YOUR OBJECTIVE:
All the data below goes into the copy word for word, but the pictures don't.

INPUT ROWS:
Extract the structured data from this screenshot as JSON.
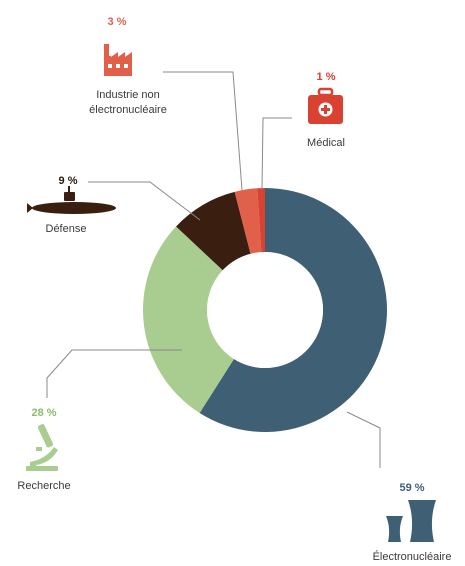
{
  "chart_data": {
    "type": "pie",
    "variant": "donut",
    "title": "",
    "slices": [
      {
        "key": "electro",
        "label": "Électronucléaire",
        "pct_label": "59 %",
        "value": 59,
        "color": "#3f5f74"
      },
      {
        "key": "recherche",
        "label": "Recherche",
        "pct_label": "28 %",
        "value": 28,
        "color": "#a9cc90"
      },
      {
        "key": "defense",
        "label": "Défense",
        "pct_label": "9 %",
        "value": 9,
        "color": "#3a1f10"
      },
      {
        "key": "industrie",
        "label_lines": [
          "Industrie non",
          "électronucléaire"
        ],
        "pct_label": "3 %",
        "value": 3,
        "color": "#e0604a"
      },
      {
        "key": "medical",
        "label": "Médical",
        "pct_label": "1 %",
        "value": 1,
        "color": "#d94130"
      }
    ],
    "legend": "none",
    "icons": {
      "electro": "cooling-towers-icon",
      "recherche": "microscope-icon",
      "defense": "submarine-icon",
      "industrie": "factory-icon",
      "medical": "medical-kit-icon"
    },
    "pct_colors": {
      "electro": "#3f5f74",
      "recherche": "#8dbb6a",
      "defense": "#2a1a10",
      "industrie": "#e0604a",
      "medical": "#d94130"
    }
  }
}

REPLY TO THE TASK:
Extract the structured data from this screenshot as JSON.
{
  "chart_data": {
    "type": "pie",
    "variant": "donut",
    "title": "",
    "slices": [
      {
        "key": "electro",
        "label": "Électronucléaire",
        "pct_label": "59 %",
        "value": 59,
        "color": "#3f5f74"
      },
      {
        "key": "recherche",
        "label": "Recherche",
        "pct_label": "28 %",
        "value": 28,
        "color": "#a9cc90"
      },
      {
        "key": "defense",
        "label": "Défense",
        "pct_label": "9 %",
        "value": 9,
        "color": "#3a1f10"
      },
      {
        "key": "industrie",
        "label_lines": [
          "Industrie non",
          "électronucléaire"
        ],
        "pct_label": "3 %",
        "value": 3,
        "color": "#e0604a"
      },
      {
        "key": "medical",
        "label": "Médical",
        "pct_label": "1 %",
        "value": 1,
        "color": "#d94130"
      }
    ],
    "legend": "none",
    "icons": {
      "electro": "cooling-towers-icon",
      "recherche": "microscope-icon",
      "defense": "submarine-icon",
      "industrie": "factory-icon",
      "medical": "medical-kit-icon"
    },
    "pct_colors": {
      "electro": "#3f5f74",
      "recherche": "#8dbb6a",
      "defense": "#2a1a10",
      "industrie": "#e0604a",
      "medical": "#d94130"
    }
  }
}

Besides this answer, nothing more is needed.